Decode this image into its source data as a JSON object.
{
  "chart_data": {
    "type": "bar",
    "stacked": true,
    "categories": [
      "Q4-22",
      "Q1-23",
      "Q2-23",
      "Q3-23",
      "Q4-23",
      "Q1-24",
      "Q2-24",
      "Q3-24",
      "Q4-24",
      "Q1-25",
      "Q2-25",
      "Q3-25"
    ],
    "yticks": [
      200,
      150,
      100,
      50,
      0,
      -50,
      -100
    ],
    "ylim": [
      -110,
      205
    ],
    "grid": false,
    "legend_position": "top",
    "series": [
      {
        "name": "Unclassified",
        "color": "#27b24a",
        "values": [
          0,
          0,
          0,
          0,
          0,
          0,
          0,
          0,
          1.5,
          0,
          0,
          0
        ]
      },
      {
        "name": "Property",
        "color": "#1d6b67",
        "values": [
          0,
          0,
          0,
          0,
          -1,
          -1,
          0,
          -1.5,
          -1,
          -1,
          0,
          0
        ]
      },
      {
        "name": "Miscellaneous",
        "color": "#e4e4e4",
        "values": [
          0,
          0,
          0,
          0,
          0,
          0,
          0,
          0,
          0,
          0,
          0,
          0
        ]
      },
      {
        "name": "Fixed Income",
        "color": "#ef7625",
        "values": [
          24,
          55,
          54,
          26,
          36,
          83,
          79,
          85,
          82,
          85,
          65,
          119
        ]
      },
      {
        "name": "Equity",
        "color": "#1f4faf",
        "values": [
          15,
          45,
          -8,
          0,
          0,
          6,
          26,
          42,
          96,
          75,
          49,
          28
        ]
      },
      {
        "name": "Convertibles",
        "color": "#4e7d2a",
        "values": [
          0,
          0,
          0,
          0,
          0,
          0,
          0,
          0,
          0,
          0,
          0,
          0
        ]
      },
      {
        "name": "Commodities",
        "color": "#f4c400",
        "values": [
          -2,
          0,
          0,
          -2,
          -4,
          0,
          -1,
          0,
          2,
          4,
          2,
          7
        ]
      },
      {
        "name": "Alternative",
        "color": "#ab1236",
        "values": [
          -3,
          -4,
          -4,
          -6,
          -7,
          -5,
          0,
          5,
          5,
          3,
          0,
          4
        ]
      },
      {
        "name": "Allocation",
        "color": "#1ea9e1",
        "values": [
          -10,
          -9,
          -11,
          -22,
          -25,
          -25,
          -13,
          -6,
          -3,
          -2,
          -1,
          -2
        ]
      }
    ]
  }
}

------------------------------

◆ TASK OBJECTIVE
From the data above, show each line that contains "name".

◆ PROBLEM SOLUTION
        "name": "Unclassified",
        "name": "Property",
        "name": "Miscellaneous",
        "name": "Fixed Income",
        "name": "Equity",
        "name": "Convertibles",
        "name": "Commodities",
        "name": "Alternative",
        "name": "Allocation",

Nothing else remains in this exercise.